## Text excerpt:
******************************

You won't really be able to vaccuum the substrate for waste so you need to build the system to where it can help itself for the most part.
My little 18 gets a basic routine maintenance of 15% water change once every two weeks. Calcium and alkalinity are added when needed. The tank gets fed every few days with a mix of flake, veggie matter, cyclopse and phytoplankton. It pretty much provides most of the nutrition the critters need naturally in between feeds with algae, copepods, and fish poop. Corals eat fish poop.
Temperature of a marine tank should be stable at 76 degrees. Set the tank up where it will not recieve any light from your windows and far away from drafts. Perferrably up against a wall that doesn't have the outside on the other side of the wall (to help keep temps from fluctuating). Temperature stability is perhaps the most important element to provide in a marine tank. Unlike freshwater fish who are adapted to changes, marine fish are not due to the sheer vastness of the oceans they come from. The oceans experience very little change in the waters condition. Lakes, streams, rivers and such are always experiencing changes and therefore freshwater fish are naturally adapted to withstand changes in their environments. This is the very reason why marine animals are harder to keep alive in captivity. This also includes the basic water parameters of pH, ammonia, nitrite and nitrate. A reef tank with coral would not survive well with nitrates over 10ppm. They start to wilt or slime up. Building a stable environment from the very beginning will help avoid many of the common problems people face with their marine tanks.

******************************

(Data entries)

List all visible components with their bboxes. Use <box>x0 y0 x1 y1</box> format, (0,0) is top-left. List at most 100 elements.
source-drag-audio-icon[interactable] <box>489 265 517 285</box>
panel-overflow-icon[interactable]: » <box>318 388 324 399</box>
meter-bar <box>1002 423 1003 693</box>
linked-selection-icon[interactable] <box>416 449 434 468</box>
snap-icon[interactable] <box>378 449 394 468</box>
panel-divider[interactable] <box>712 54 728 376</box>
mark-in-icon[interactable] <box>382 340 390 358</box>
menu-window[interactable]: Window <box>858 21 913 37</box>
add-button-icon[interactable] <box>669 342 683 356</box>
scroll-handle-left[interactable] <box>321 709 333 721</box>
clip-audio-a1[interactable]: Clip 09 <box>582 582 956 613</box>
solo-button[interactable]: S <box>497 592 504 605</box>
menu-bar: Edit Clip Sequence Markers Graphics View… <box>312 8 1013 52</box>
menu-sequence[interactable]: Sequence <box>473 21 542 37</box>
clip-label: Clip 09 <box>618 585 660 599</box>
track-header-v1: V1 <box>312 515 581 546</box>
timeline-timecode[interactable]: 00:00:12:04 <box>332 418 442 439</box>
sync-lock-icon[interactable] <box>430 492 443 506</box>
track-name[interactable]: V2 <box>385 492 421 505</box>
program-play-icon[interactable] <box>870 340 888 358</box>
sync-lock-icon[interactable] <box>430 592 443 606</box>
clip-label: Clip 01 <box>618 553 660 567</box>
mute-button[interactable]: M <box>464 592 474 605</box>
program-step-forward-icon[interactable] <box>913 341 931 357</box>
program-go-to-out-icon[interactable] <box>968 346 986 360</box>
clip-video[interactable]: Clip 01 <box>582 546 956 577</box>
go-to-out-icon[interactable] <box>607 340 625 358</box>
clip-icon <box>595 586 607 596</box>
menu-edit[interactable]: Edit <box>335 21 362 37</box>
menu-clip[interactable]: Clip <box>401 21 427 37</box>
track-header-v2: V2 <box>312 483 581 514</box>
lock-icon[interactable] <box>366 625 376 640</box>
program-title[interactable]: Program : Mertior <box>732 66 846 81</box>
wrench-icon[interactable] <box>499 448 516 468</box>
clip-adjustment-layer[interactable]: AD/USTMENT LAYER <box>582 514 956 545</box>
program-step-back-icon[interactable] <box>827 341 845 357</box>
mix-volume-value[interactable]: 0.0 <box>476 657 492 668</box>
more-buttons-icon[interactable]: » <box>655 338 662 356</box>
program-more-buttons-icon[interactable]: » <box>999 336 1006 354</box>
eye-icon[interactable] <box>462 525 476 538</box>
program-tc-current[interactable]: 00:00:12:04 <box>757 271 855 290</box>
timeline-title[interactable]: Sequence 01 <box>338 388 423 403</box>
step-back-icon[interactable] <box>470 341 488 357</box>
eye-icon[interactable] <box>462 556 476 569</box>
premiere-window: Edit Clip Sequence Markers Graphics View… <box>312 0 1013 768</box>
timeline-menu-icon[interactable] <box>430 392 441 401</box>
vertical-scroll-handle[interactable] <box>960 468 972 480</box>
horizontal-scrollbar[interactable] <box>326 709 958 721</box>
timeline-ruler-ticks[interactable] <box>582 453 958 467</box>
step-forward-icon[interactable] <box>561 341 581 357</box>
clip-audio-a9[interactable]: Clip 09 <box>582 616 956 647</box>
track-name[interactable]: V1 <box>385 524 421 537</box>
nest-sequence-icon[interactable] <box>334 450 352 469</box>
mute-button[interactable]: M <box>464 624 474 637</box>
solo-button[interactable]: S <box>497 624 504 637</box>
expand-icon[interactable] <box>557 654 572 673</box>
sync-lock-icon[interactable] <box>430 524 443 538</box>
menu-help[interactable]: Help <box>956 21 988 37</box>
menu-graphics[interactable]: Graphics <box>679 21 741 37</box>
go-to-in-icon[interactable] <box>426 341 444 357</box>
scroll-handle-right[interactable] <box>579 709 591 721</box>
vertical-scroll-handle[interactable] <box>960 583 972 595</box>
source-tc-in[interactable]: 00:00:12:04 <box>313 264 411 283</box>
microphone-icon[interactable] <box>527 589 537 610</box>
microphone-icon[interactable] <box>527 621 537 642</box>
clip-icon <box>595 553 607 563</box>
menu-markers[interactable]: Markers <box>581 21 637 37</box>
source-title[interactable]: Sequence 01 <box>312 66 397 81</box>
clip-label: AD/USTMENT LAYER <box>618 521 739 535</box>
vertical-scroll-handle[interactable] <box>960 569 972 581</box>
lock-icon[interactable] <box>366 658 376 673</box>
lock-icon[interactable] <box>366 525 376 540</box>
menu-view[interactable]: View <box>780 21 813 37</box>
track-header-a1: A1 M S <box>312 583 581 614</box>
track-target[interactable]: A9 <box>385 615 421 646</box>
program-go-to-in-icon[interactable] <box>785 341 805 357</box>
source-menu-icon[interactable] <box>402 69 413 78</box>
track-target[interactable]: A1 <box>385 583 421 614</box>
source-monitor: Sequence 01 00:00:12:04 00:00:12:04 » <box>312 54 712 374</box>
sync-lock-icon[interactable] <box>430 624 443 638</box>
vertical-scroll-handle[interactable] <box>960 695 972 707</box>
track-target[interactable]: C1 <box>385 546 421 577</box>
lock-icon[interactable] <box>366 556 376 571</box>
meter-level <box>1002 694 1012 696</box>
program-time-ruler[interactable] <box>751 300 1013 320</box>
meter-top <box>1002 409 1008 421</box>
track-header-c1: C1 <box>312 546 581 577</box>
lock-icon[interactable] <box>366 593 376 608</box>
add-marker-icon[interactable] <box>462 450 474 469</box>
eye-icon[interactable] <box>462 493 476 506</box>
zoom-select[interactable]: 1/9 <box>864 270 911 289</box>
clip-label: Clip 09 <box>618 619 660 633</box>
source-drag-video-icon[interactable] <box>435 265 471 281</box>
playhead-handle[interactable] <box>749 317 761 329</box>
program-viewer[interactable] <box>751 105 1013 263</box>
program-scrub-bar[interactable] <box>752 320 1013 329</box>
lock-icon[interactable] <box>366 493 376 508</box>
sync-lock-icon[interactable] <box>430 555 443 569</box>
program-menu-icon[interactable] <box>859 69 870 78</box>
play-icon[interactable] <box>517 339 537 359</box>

******************************

## What is expected:
Continue the text about keeping a marine tank from where it stops. The rows have no connection to the text.

## Output of the exercise:
Also a must is a quarantine tank to put your newly purchased fish into for a week or two to make sure it doesn't come down with anything that can upset or destroy the system. A simple small five gallon tank with a sponge filter, heater, and something for the animal to hide in. No substrate and can use basic lighting.
Salinity or SG
for a marine tank is between 1.020 and 1.025. I keep any tanks with coral at 1.024 to 1.025, but not any higher. Corals like the higher salinity, but too high can harm the fish. An important thing to have on hand at all times is freshwater to top off the tank when the tank water evaporates. The salt doesn't evaporate with the water so salinity goes up. Adding freshwater will bring the salinity back down.
Any other questions you'd like to throw at us??? Fire away!!